> _Aim_:
Set the following entries down again exactly, line by line.

> _The data_:

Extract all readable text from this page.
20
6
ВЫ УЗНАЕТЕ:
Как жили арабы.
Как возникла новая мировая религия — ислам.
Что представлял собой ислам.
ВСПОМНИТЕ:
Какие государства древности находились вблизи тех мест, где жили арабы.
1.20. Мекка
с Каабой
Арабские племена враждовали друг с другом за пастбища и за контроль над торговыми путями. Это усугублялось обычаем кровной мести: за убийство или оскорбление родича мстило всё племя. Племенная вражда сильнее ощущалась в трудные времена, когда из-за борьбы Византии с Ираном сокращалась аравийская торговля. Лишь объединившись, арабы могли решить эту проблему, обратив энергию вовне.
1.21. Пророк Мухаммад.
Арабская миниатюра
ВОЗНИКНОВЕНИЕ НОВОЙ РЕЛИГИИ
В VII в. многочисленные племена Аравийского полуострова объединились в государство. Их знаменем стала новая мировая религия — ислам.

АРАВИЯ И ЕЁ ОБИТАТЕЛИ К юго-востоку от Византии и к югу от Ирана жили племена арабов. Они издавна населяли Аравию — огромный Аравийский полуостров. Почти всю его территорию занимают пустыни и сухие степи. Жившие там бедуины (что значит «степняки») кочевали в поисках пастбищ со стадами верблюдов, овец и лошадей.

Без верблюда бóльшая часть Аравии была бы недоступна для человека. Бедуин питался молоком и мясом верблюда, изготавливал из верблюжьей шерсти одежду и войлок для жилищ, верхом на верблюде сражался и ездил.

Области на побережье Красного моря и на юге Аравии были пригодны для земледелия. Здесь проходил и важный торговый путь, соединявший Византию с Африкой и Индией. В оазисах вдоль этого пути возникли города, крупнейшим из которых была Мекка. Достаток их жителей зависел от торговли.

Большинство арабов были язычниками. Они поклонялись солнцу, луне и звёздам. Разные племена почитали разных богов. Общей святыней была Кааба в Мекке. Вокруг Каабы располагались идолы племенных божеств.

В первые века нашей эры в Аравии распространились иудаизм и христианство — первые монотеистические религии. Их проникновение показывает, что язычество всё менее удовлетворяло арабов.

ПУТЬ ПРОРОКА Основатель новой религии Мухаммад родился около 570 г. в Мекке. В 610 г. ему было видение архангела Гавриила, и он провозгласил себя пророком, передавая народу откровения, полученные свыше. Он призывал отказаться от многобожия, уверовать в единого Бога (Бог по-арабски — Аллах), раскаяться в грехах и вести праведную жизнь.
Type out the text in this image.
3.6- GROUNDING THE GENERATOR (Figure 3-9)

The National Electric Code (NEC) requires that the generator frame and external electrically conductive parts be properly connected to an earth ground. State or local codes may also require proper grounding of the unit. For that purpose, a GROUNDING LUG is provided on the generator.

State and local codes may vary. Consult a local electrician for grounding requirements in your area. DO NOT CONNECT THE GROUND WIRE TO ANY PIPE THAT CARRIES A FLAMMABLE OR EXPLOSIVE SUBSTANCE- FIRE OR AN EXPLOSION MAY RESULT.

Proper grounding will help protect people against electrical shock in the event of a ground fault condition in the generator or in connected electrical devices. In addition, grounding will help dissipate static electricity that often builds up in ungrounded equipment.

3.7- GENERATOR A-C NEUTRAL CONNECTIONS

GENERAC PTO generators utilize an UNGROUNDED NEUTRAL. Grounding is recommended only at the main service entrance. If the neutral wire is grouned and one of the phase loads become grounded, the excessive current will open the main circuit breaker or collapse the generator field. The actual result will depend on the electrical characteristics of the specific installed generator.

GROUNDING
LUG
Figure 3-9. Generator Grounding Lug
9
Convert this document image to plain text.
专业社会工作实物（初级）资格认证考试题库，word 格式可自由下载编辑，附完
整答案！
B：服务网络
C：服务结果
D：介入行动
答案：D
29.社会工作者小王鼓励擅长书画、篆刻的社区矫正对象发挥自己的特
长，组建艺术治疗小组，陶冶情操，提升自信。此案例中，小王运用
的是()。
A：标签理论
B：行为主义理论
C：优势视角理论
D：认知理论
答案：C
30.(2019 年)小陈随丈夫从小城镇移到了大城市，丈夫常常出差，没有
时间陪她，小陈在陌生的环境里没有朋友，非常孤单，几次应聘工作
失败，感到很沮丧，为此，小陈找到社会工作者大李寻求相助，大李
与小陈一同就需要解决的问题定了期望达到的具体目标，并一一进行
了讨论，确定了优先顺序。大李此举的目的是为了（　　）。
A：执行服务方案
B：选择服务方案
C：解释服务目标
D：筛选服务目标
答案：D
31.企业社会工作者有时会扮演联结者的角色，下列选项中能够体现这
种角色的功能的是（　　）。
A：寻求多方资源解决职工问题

> _Correct answer_:
Extract all readable text from this page.
20
6
ВЫ УЗНАЕТЕ:
Как жили арабы.
Как возникла новая мировая религия — ислам.
Что представлял собой ислам.
ВСПОМНИТЕ:
Какие государства древности находились вблизи тех мест, где жили арабы.
1.20. Мекка
с Каабой
Арабские племена враждовали друг с другом за пастбища и за контроль над торговыми путями. Это усугублялось обычаем кровной мести: за убийство или оскорбление родича мстило всё племя. Племенная вражда сильнее ощущалась в трудные времена, когда из-за борьбы Византии с Ираном сокращалась аравийская торговля. Лишь объединившись, арабы могли решить эту проблему, обратив энергию вовне.
1.21. Пророк Мухаммад.
Арабская миниатюра
ВОЗНИКНОВЕНИЕ НОВОЙ РЕЛИГИИ
В VII в. многочисленные племена Аравийского полуострова объединились в государство. Их знаменем стала новая мировая религия — ислам.

АРАВИЯ И ЕЁ ОБИТАТЕЛИ К юго-востоку от Византии и к югу от Ирана жили племена арабов. Они издавна населяли Аравию — огромный Аравийский полуостров. Почти всю его территорию занимают пустыни и сухие степи. Жившие там бедуины (что значит «степняки») кочевали в поисках пастбищ со стадами верблюдов, овец и лошадей.

Без верблюда бóльшая часть Аравии была бы недоступна для человека. Бедуин питался молоком и мясом верблюда, изготавливал из верблюжьей шерсти одежду и войлок для жилищ, верхом на верблюде сражался и ездил.

Области на побережье Красного моря и на юге Аравии были пригодны для земледелия. Здесь проходил и важный торговый путь, соединявший Византию с Африкой и Индией. В оазисах вдоль этого пути возникли города, крупнейшим из которых была Мекка. Достаток их жителей зависел от торговли.

Большинство арабов были язычниками. Они поклонялись солнцу, луне и звёздам. Разные племена почитали разных богов. Общей святыней была Кааба в Мекке. Вокруг Каабы располагались идолы племенных божеств.

В первые века нашей эры в Аравии распространились иудаизм и христианство — первые монотеистические религии. Их проникновение показывает, что язычество всё менее удовлетворяло арабов.

ПУТЬ ПРОРОКА Основатель новой религии Мухаммад родился около 570 г. в Мекке. В 610 г. ему было видение архангела Гавриила, и он провозгласил себя пророком, передавая народу откровения, полученные свыше. Он призывал отказаться от многобожия, уверовать в единого Бога (Бог по-арабски — Аллах), раскаяться в грехах и вести праведную жизнь.
Type out the text in this image.
3.6- GROUNDING THE GENERATOR (Figure 3-9)

The National Electric Code (NEC) requires that the generator frame and external electrically conductive parts be properly connected to an earth ground. State or local codes may also require proper grounding of the unit. For that purpose, a GROUNDING LUG is provided on the generator.

State and local codes may vary. Consult a local electrician for grounding requirements in your area. DO NOT CONNECT THE GROUND WIRE TO ANY PIPE THAT CARRIES A FLAMMABLE OR EXPLOSIVE SUBSTANCE- FIRE OR AN EXPLOSION MAY RESULT.

Proper grounding will help protect people against electrical shock in the event of a ground fault condition in the generator or in connected electrical devices. In addition, grounding will help dissipate static electricity that often builds up in ungrounded equipment.

3.7- GENERATOR A-C NEUTRAL CONNECTIONS

GENERAC PTO generators utilize an UNGROUNDED NEUTRAL. Grounding is recommended only at the main service entrance. If the neutral wire is grouned and one of the phase loads become grounded, the excessive current will open the main circuit breaker or collapse the generator field. The actual result will depend on the electrical characteristics of the specific installed generator.

GROUNDING
LUG
Figure 3-9. Generator Grounding Lug
9
Convert this document image to plain text.
专业社会工作实物（初级）资格认证考试题库，word 格式可自由下载编辑，附完
整答案！
B：服务网络
C：服务结果
D：介入行动
答案：D
29.社会工作者小王鼓励擅长书画、篆刻的社区矫正对象发挥自己的特
长，组建艺术治疗小组，陶冶情操，提升自信。此案例中，小王运用
的是()。
A：标签理论
B：行为主义理论
C：优势视角理论
D：认知理论
答案：C
30.(2019 年)小陈随丈夫从小城镇移到了大城市，丈夫常常出差，没有
时间陪她，小陈在陌生的环境里没有朋友，非常孤单，几次应聘工作
失败，感到很沮丧，为此，小陈找到社会工作者大李寻求相助，大李
与小陈一同就需要解决的问题定了期望达到的具体目标，并一一进行
了讨论，确定了优先顺序。大李此举的目的是为了（　　）。
A：执行服务方案
B：选择服务方案
C：解释服务目标
D：筛选服务目标
答案：D
31.企业社会工作者有时会扮演联结者的角色，下列选项中能够体现这
种角色的功能的是（　　）。
A：寻求多方资源解决职工问题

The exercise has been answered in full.